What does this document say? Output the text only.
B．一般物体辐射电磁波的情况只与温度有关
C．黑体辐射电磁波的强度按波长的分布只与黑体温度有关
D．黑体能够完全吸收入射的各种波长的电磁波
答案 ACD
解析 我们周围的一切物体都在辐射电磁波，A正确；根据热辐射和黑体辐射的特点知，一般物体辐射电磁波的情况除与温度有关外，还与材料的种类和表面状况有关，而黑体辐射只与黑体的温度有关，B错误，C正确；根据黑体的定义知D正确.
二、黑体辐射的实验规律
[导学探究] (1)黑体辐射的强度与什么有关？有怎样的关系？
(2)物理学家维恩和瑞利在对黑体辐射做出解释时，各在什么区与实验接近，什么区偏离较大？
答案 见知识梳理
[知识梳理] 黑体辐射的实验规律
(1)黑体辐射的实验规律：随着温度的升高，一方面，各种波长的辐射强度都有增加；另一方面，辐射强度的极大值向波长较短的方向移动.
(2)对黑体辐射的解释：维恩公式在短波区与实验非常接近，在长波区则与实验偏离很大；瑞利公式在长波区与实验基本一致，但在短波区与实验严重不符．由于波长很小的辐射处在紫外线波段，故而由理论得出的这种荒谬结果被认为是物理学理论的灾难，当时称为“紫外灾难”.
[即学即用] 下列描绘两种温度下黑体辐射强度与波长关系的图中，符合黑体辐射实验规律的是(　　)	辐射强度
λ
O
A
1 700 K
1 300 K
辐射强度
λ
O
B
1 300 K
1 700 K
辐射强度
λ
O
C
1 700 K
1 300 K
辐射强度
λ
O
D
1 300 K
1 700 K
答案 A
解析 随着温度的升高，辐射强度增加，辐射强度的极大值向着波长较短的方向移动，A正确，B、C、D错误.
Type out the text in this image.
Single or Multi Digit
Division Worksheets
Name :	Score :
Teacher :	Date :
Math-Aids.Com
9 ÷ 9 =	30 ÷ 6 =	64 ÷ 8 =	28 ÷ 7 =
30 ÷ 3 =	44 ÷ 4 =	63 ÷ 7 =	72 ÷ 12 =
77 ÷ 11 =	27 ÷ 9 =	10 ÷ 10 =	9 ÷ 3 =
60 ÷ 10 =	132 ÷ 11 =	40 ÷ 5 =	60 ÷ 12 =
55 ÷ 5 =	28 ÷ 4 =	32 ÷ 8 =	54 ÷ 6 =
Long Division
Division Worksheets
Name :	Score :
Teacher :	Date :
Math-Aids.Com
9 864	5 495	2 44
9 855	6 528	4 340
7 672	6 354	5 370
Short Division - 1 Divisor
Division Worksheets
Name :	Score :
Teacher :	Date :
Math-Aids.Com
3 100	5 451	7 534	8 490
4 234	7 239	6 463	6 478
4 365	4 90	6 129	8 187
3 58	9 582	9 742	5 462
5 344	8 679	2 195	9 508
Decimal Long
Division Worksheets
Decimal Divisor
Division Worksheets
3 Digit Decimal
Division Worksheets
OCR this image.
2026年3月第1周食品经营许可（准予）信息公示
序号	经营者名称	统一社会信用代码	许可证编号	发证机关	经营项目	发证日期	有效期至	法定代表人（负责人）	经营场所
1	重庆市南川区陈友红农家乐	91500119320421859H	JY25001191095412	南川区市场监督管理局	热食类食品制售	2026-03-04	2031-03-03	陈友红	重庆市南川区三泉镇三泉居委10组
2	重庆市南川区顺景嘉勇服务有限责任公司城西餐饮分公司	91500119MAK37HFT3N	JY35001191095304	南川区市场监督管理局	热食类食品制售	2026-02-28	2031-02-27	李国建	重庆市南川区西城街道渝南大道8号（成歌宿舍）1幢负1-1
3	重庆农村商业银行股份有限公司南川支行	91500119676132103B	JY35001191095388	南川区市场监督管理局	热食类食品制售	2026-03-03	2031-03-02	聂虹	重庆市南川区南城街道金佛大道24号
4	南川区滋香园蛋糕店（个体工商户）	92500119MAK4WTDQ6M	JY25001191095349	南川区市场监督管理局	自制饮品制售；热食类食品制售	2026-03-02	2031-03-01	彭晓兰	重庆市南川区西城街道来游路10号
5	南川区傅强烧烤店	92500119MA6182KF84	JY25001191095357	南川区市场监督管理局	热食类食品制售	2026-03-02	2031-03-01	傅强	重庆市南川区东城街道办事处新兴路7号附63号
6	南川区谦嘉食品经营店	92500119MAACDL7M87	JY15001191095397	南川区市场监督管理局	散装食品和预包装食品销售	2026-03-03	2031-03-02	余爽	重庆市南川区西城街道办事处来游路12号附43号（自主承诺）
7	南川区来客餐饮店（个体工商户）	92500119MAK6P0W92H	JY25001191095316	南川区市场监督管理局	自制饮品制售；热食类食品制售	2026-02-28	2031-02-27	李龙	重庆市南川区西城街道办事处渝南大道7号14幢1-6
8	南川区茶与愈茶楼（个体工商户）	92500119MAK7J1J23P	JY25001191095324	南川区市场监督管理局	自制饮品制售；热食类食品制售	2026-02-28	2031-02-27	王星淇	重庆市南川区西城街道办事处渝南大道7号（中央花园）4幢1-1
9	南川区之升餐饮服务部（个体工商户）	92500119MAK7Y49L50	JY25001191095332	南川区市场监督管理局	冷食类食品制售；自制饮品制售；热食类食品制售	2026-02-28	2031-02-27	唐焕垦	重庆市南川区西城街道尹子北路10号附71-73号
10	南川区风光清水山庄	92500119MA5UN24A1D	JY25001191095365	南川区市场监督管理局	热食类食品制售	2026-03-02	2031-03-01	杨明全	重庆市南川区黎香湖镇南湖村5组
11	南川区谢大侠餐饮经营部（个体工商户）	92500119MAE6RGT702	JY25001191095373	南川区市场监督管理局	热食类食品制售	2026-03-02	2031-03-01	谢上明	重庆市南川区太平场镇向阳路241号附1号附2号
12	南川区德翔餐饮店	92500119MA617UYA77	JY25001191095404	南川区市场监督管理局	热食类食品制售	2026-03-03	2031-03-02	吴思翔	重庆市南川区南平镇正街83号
----------
:: WHAT TO WORK ON ::
Copy the data above in full, character for character.

:: SOLUTION TO THIS TASK ::
What does this document say? Output the text only.
B．一般物体辐射电磁波的情况只与温度有关
C．黑体辐射电磁波的强度按波长的分布只与黑体温度有关
D．黑体能够完全吸收入射的各种波长的电磁波
答案 ACD
解析 我们周围的一切物体都在辐射电磁波，A正确；根据热辐射和黑体辐射的特点知，一般物体辐射电磁波的情况除与温度有关外，还与材料的种类和表面状况有关，而黑体辐射只与黑体的温度有关，B错误，C正确；根据黑体的定义知D正确.
二、黑体辐射的实验规律
[导学探究] (1)黑体辐射的强度与什么有关？有怎样的关系？
(2)物理学家维恩和瑞利在对黑体辐射做出解释时，各在什么区与实验接近，什么区偏离较大？
答案 见知识梳理
[知识梳理] 黑体辐射的实验规律
(1)黑体辐射的实验规律：随着温度的升高，一方面，各种波长的辐射强度都有增加；另一方面，辐射强度的极大值向波长较短的方向移动.
(2)对黑体辐射的解释：维恩公式在短波区与实验非常接近，在长波区则与实验偏离很大；瑞利公式在长波区与实验基本一致，但在短波区与实验严重不符．由于波长很小的辐射处在紫外线波段，故而由理论得出的这种荒谬结果被认为是物理学理论的灾难，当时称为“紫外灾难”.
[即学即用] 下列描绘两种温度下黑体辐射强度与波长关系的图中，符合黑体辐射实验规律的是(　　)	辐射强度
λ
O
A
1 700 K
1 300 K
辐射强度
λ
O
B
1 300 K
1 700 K
辐射强度
λ
O
C
1 700 K
1 300 K
辐射强度
λ
O
D
1 300 K
1 700 K
答案 A
解析 随着温度的升高，辐射强度增加，辐射强度的极大值向着波长较短的方向移动，A正确，B、C、D错误.
Type out the text in this image.
Single or Multi Digit
Division Worksheets
Name :	Score :
Teacher :	Date :
Math-Aids.Com
9 ÷ 9 =	30 ÷ 6 =	64 ÷ 8 =	28 ÷ 7 =
30 ÷ 3 =	44 ÷ 4 =	63 ÷ 7 =	72 ÷ 12 =
77 ÷ 11 =	27 ÷ 9 =	10 ÷ 10 =	9 ÷ 3 =
60 ÷ 10 =	132 ÷ 11 =	40 ÷ 5 =	60 ÷ 12 =
55 ÷ 5 =	28 ÷ 4 =	32 ÷ 8 =	54 ÷ 6 =
Long Division
Division Worksheets
Name :	Score :
Teacher :	Date :
Math-Aids.Com
9 864	5 495	2 44
9 855	6 528	4 340
7 672	6 354	5 370
Short Division - 1 Divisor
Division Worksheets
Name :	Score :
Teacher :	Date :
Math-Aids.Com
3 100	5 451	7 534	8 490
4 234	7 239	6 463	6 478
4 365	4 90	6 129	8 187
3 58	9 582	9 742	5 462
5 344	8 679	2 195	9 508
Decimal Long
Division Worksheets
Decimal Divisor
Division Worksheets
3 Digit Decimal
Division Worksheets
OCR this image.
2026年3月第1周食品经营许可（准予）信息公示
序号	经营者名称	统一社会信用代码	许可证编号	发证机关	经营项目	发证日期	有效期至	法定代表人（负责人）	经营场所
1	重庆市南川区陈友红农家乐	91500119320421859H	JY25001191095412	南川区市场监督管理局	热食类食品制售	2026-03-04	2031-03-03	陈友红	重庆市南川区三泉镇三泉居委10组
2	重庆市南川区顺景嘉勇服务有限责任公司城西餐饮分公司	91500119MAK37HFT3N	JY35001191095304	南川区市场监督管理局	热食类食品制售	2026-02-28	2031-02-27	李国建	重庆市南川区西城街道渝南大道8号（成歌宿舍）1幢负1-1
3	重庆农村商业银行股份有限公司南川支行	91500119676132103B	JY35001191095388	南川区市场监督管理局	热食类食品制售	2026-03-03	2031-03-02	聂虹	重庆市南川区南城街道金佛大道24号
4	南川区滋香园蛋糕店（个体工商户）	92500119MAK4WTDQ6M	JY25001191095349	南川区市场监督管理局	自制饮品制售；热食类食品制售	2026-03-02	2031-03-01	彭晓兰	重庆市南川区西城街道来游路10号
5	南川区傅强烧烤店	92500119MA6182KF84	JY25001191095357	南川区市场监督管理局	热食类食品制售	2026-03-02	2031-03-01	傅强	重庆市南川区东城街道办事处新兴路7号附63号
6	南川区谦嘉食品经营店	92500119MAACDL7M87	JY15001191095397	南川区市场监督管理局	散装食品和预包装食品销售	2026-03-03	2031-03-02	余爽	重庆市南川区西城街道办事处来游路12号附43号（自主承诺）
7	南川区来客餐饮店（个体工商户）	92500119MAK6P0W92H	JY25001191095316	南川区市场监督管理局	自制饮品制售；热食类食品制售	2026-02-28	2031-02-27	李龙	重庆市南川区西城街道办事处渝南大道7号14幢1-6
8	南川区茶与愈茶楼（个体工商户）	92500119MAK7J1J23P	JY25001191095324	南川区市场监督管理局	自制饮品制售；热食类食品制售	2026-02-28	2031-02-27	王星淇	重庆市南川区西城街道办事处渝南大道7号（中央花园）4幢1-1
9	南川区之升餐饮服务部（个体工商户）	92500119MAK7Y49L50	JY25001191095332	南川区市场监督管理局	冷食类食品制售；自制饮品制售；热食类食品制售	2026-02-28	2031-02-27	唐焕垦	重庆市南川区西城街道尹子北路10号附71-73号
10	南川区风光清水山庄	92500119MA5UN24A1D	JY25001191095365	南川区市场监督管理局	热食类食品制售	2026-03-02	2031-03-01	杨明全	重庆市南川区黎香湖镇南湖村5组
11	南川区谢大侠餐饮经营部（个体工商户）	92500119MAE6RGT702	JY25001191095373	南川区市场监督管理局	热食类食品制售	2026-03-02	2031-03-01	谢上明	重庆市南川区太平场镇向阳路241号附1号附2号
12	南川区德翔餐饮店	92500119MA617UYA77	JY25001191095404	南川区市场监督管理局	热食类食品制售	2026-03-03	2031-03-02	吴思翔	重庆市南川区南平镇正街83号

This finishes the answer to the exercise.